(AIM OF THE EXERCISE): Each line of the data that includes the string "hmin" is to be copied out.

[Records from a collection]
§

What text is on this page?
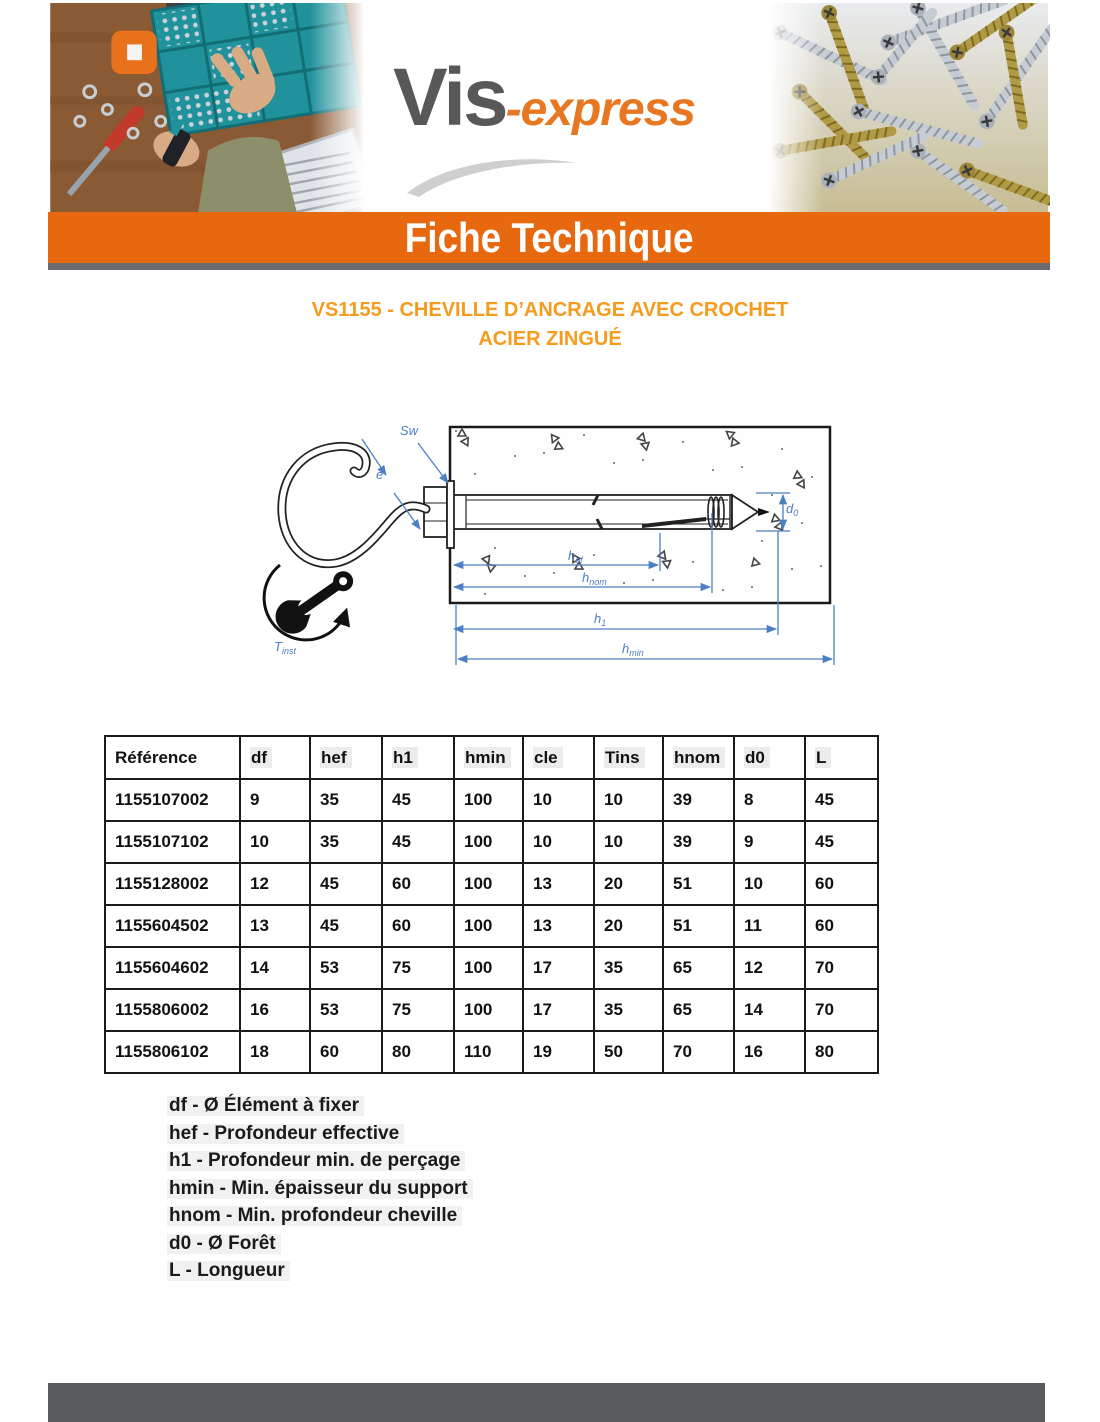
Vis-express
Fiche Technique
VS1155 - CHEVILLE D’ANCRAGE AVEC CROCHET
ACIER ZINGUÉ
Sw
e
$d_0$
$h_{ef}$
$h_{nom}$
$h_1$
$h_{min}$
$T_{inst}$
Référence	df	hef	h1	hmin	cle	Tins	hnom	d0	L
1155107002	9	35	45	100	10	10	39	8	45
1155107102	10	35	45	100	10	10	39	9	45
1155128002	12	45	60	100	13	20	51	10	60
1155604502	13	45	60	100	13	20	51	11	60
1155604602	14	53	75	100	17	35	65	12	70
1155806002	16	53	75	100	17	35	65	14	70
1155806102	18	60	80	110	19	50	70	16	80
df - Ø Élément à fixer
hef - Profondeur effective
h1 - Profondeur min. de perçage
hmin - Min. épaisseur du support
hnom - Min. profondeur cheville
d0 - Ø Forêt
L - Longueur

§

(RESULT OF THE TASK):
Référence	df	hef	h1	hmin	cle	Tins	hnom	d0	L
hmin - Min. épaisseur du support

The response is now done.